===== MATERIAL =====

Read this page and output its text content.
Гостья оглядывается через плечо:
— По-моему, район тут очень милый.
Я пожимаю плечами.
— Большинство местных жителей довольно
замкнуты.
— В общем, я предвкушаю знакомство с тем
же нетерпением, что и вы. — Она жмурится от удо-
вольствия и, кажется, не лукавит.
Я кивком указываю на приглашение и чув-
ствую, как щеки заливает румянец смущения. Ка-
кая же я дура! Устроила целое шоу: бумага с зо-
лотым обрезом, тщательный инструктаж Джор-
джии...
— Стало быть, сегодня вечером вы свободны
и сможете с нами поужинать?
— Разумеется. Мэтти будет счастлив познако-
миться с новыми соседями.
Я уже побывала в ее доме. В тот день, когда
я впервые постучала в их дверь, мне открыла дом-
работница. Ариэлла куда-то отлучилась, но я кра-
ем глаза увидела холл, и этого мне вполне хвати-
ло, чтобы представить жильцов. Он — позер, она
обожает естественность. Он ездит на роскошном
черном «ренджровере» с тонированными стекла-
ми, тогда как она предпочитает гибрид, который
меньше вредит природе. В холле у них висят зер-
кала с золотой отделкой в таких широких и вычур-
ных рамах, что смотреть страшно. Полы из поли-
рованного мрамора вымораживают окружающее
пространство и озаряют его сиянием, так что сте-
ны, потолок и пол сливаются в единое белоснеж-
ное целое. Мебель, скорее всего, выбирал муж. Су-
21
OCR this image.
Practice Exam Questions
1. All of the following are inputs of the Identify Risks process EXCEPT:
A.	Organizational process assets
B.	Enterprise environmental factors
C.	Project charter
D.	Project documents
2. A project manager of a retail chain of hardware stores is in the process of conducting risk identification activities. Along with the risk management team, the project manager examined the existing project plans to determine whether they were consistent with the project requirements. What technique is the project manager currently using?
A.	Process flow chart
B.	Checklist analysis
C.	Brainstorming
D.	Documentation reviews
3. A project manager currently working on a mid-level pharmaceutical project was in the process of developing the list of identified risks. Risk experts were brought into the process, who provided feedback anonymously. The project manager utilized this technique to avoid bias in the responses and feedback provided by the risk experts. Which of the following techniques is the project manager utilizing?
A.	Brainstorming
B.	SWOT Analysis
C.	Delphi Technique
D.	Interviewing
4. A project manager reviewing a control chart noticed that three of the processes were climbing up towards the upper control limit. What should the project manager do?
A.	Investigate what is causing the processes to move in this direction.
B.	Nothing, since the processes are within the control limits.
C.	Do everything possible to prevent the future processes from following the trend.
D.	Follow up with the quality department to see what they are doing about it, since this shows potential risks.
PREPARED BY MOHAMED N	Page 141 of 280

=====

*WHAT IS NEEDED:* Repeat all the entries exactly as given.

*COMPLETE RESPONSE:*
Read this page and output its text content.
Гостья оглядывается через плечо:
— По-моему, район тут очень милый.
Я пожимаю плечами.
— Большинство местных жителей довольно
замкнуты.
— В общем, я предвкушаю знакомство с тем
же нетерпением, что и вы. — Она жмурится от удо-
вольствия и, кажется, не лукавит.
Я кивком указываю на приглашение и чув-
ствую, как щеки заливает румянец смущения. Ка-
кая же я дура! Устроила целое шоу: бумага с зо-
лотым обрезом, тщательный инструктаж Джор-
джии...
— Стало быть, сегодня вечером вы свободны
и сможете с нами поужинать?
— Разумеется. Мэтти будет счастлив познако-
миться с новыми соседями.
Я уже побывала в ее доме. В тот день, когда
я впервые постучала в их дверь, мне открыла дом-
работница. Ариэлла куда-то отлучилась, но я кра-
ем глаза увидела холл, и этого мне вполне хвати-
ло, чтобы представить жильцов. Он — позер, она
обожает естественность. Он ездит на роскошном
черном «ренджровере» с тонированными стекла-
ми, тогда как она предпочитает гибрид, который
меньше вредит природе. В холле у них висят зер-
кала с золотой отделкой в таких широких и вычур-
ных рамах, что смотреть страшно. Полы из поли-
рованного мрамора вымораживают окружающее
пространство и озаряют его сиянием, так что сте-
ны, потолок и пол сливаются в единое белоснеж-
ное целое. Мебель, скорее всего, выбирал муж. Су-
21
OCR this image.
Practice Exam Questions
1. All of the following are inputs of the Identify Risks process EXCEPT:
A.	Organizational process assets
B.	Enterprise environmental factors
C.	Project charter
D.	Project documents
2. A project manager of a retail chain of hardware stores is in the process of conducting risk identification activities. Along with the risk management team, the project manager examined the existing project plans to determine whether they were consistent with the project requirements. What technique is the project manager currently using?
A.	Process flow chart
B.	Checklist analysis
C.	Brainstorming
D.	Documentation reviews
3. A project manager currently working on a mid-level pharmaceutical project was in the process of developing the list of identified risks. Risk experts were brought into the process, who provided feedback anonymously. The project manager utilized this technique to avoid bias in the responses and feedback provided by the risk experts. Which of the following techniques is the project manager utilizing?
A.	Brainstorming
B.	SWOT Analysis
C.	Delphi Technique
D.	Interviewing
4. A project manager reviewing a control chart noticed that three of the processes were climbing up towards the upper control limit. What should the project manager do?
A.	Investigate what is causing the processes to move in this direction.
B.	Nothing, since the processes are within the control limits.
C.	Do everything possible to prevent the future processes from following the trend.
D.	Follow up with the quality department to see what they are doing about it, since this shows potential risks.
PREPARED BY MOHAMED N	Page 141 of 280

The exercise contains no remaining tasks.